__Recorded data__:
>>>
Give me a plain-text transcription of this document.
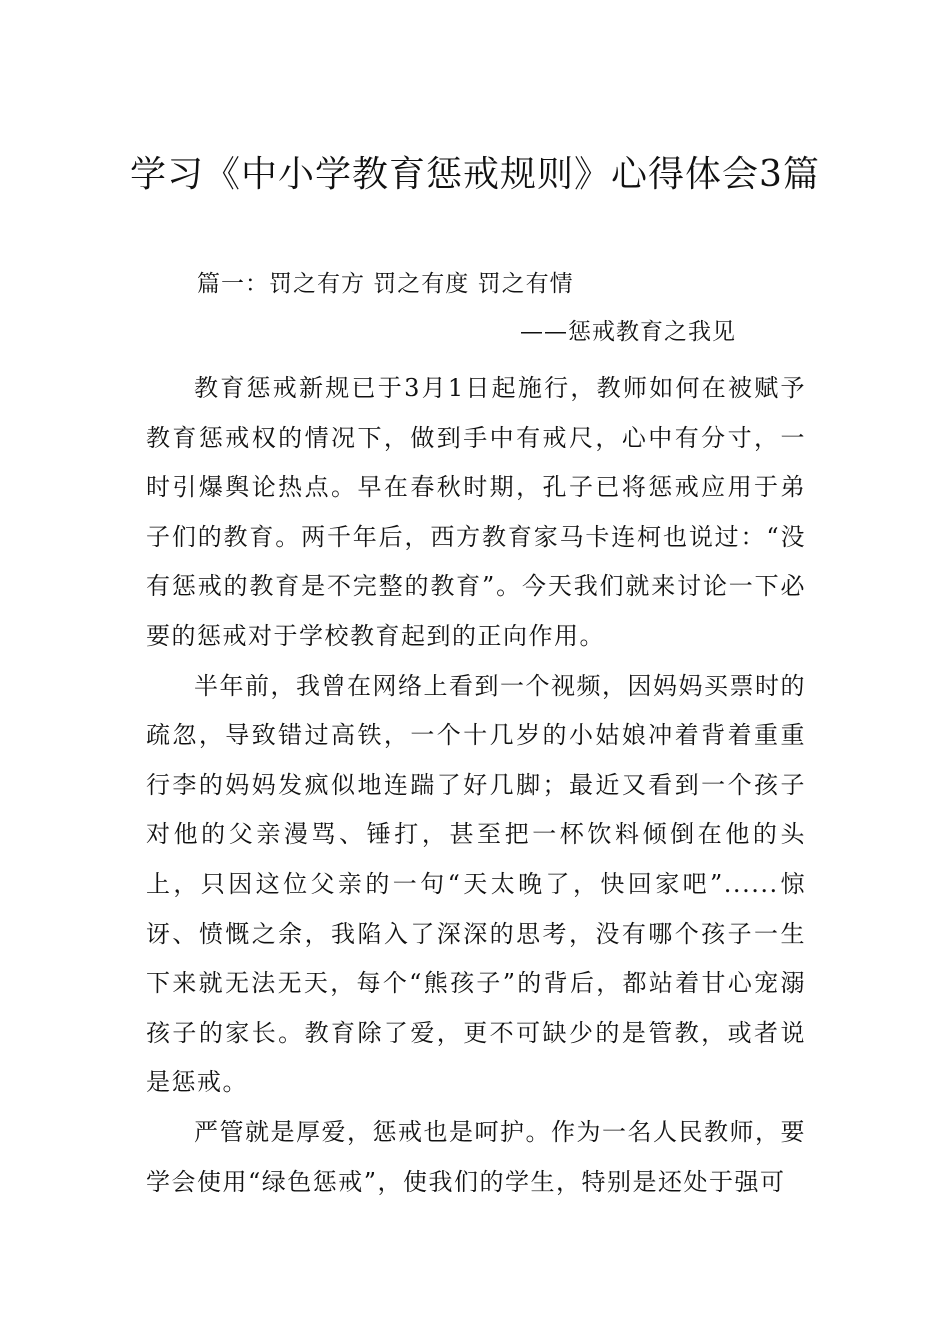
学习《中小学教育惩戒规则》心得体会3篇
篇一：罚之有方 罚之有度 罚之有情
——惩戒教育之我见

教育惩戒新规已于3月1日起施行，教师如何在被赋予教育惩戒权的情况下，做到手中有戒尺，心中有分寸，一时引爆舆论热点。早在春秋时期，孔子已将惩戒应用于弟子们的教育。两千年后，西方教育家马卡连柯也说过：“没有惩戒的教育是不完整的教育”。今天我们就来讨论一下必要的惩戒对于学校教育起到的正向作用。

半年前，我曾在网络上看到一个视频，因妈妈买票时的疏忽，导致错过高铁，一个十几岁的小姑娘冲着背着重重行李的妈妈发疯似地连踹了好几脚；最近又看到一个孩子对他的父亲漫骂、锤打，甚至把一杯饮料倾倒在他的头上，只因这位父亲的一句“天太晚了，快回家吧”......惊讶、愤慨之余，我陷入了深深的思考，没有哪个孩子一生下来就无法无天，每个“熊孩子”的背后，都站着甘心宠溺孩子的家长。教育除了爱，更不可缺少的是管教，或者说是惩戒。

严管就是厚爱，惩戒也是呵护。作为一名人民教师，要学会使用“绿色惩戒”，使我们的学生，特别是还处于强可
<<<
__Challenge__:
With the pictures omitted, reproduce the records in full and exactly.

__Response to the exercise__:
Give me a plain-text transcription of this document.
学习《中小学教育惩戒规则》心得体会3篇
篇一：罚之有方 罚之有度 罚之有情
——惩戒教育之我见

教育惩戒新规已于3月1日起施行，教师如何在被赋予教育惩戒权的情况下，做到手中有戒尺，心中有分寸，一时引爆舆论热点。早在春秋时期，孔子已将惩戒应用于弟子们的教育。两千年后，西方教育家马卡连柯也说过：“没有惩戒的教育是不完整的教育”。今天我们就来讨论一下必要的惩戒对于学校教育起到的正向作用。

半年前，我曾在网络上看到一个视频，因妈妈买票时的疏忽，导致错过高铁，一个十几岁的小姑娘冲着背着重重行李的妈妈发疯似地连踹了好几脚；最近又看到一个孩子对他的父亲漫骂、锤打，甚至把一杯饮料倾倒在他的头上，只因这位父亲的一句“天太晚了，快回家吧”......惊讶、愤慨之余，我陷入了深深的思考，没有哪个孩子一生下来就无法无天，每个“熊孩子”的背后，都站着甘心宠溺孩子的家长。教育除了爱，更不可缺少的是管教，或者说是惩戒。

严管就是厚爱，惩戒也是呵护。作为一名人民教师，要学会使用“绿色惩戒”，使我们的学生，特别是还处于强可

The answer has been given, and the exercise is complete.